--- Records provided ---

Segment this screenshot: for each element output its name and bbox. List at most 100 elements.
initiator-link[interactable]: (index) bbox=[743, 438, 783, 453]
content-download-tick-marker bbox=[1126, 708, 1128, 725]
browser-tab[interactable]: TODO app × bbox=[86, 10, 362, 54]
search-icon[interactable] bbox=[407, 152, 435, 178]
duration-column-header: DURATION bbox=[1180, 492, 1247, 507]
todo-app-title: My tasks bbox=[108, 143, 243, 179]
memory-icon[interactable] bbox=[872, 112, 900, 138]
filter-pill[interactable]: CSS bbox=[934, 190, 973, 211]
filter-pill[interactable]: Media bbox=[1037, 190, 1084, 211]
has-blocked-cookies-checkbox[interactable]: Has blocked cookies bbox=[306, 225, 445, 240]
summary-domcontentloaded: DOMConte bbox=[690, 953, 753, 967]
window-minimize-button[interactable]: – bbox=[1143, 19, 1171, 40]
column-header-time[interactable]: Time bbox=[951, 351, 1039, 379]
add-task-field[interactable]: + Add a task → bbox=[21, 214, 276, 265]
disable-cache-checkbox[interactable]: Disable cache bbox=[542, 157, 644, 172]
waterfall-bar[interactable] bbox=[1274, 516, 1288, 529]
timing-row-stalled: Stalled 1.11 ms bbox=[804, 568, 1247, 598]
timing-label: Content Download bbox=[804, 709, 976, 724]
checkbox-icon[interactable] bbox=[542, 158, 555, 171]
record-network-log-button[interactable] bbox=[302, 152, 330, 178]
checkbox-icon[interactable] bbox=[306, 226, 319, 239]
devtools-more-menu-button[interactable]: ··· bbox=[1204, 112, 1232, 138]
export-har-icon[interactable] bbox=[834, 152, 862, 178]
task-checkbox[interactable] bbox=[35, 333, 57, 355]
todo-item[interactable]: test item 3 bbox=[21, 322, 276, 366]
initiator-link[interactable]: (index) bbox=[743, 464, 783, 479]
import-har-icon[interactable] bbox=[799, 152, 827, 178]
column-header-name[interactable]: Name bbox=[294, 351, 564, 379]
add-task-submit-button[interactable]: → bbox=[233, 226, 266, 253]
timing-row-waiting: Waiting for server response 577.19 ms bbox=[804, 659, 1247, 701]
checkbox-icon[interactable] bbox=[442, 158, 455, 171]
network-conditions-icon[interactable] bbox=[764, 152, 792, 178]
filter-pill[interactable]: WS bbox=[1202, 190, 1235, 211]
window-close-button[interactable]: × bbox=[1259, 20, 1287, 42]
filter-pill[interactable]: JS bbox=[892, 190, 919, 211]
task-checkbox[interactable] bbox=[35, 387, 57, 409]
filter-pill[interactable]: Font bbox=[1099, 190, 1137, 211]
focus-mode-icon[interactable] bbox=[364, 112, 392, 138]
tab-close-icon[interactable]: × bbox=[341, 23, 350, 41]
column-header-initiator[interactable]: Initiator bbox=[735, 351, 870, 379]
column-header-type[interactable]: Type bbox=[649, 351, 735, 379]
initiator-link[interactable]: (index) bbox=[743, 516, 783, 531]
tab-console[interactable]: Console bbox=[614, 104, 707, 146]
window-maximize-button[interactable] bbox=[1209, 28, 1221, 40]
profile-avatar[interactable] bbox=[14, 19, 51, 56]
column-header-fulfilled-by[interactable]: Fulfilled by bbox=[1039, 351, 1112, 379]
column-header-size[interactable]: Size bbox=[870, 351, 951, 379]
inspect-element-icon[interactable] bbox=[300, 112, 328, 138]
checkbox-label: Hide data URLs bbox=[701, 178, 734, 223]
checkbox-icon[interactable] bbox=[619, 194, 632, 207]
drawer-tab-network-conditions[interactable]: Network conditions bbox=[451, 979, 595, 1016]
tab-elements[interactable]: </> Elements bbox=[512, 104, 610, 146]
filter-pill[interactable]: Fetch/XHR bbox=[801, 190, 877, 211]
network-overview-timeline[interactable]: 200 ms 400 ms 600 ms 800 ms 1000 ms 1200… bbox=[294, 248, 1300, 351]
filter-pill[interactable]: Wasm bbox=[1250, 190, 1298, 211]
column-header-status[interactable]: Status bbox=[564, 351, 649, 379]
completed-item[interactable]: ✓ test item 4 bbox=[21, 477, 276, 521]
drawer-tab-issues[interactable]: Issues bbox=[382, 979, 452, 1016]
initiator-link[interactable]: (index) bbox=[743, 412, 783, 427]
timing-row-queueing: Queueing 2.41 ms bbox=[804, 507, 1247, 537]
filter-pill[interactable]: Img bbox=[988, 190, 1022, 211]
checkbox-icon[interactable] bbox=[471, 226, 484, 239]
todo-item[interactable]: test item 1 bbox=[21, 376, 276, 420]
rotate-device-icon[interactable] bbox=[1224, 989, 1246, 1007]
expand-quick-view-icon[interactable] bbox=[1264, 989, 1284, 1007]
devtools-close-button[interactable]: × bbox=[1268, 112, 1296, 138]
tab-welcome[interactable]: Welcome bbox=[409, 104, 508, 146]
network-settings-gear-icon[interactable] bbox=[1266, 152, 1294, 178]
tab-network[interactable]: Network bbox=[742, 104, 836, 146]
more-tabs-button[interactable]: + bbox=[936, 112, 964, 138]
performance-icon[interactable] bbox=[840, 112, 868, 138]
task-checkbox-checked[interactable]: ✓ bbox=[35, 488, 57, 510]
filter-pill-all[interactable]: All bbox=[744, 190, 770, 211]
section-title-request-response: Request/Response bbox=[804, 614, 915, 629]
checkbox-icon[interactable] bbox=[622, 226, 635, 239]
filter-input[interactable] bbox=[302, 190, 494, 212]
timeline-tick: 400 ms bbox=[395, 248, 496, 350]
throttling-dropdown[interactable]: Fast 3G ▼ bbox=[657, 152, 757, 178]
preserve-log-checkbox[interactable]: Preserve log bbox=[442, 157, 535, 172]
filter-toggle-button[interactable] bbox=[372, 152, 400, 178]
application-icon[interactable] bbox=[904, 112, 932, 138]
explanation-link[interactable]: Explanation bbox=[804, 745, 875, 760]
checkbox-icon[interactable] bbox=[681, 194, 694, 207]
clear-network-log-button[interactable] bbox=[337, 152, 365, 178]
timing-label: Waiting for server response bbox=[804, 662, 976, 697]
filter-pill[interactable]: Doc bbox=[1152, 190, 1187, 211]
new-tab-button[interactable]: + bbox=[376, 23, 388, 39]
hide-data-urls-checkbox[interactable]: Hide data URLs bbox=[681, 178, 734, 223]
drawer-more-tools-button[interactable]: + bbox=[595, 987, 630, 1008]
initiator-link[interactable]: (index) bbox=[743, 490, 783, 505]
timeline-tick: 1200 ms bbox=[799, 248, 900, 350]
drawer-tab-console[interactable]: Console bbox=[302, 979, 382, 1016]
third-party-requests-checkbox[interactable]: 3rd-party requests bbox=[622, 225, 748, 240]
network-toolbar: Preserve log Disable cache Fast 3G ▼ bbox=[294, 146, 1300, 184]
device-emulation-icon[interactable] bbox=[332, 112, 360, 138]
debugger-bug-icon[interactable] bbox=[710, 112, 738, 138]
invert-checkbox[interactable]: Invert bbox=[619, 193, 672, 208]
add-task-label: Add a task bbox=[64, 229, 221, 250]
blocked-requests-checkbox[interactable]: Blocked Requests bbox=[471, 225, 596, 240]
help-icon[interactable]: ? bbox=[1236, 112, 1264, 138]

---

*Aim of the task*:
Set out the lines from the start of the entries through the line containing "duration-column-header: DURATION bbox=[1180, 492, 1247, 507]" as a Markdown table with two columns, Row and Line. Number each row and skip any blank lines.

*The reply*:
| Row | Line |
|---|---|
| 1 | Segment this screenshot: for each element output its name and bbox. List at most 100 elements. |
| 2 | initiator-link[interactable]: (index) bbox=[743, 438, 783, 453] |
| 3 | content-download-tick-marker bbox=[1126, 708, 1128, 725] |
| 4 | browser-tab[interactable]: TODO app × bbox=[86, 10, 362, 54] |
| 5 | search-icon[interactable] bbox=[407, 152, 435, 178] |
| 6 | duration-column-header: DURATION bbox=[1180, 492, 1247, 507] |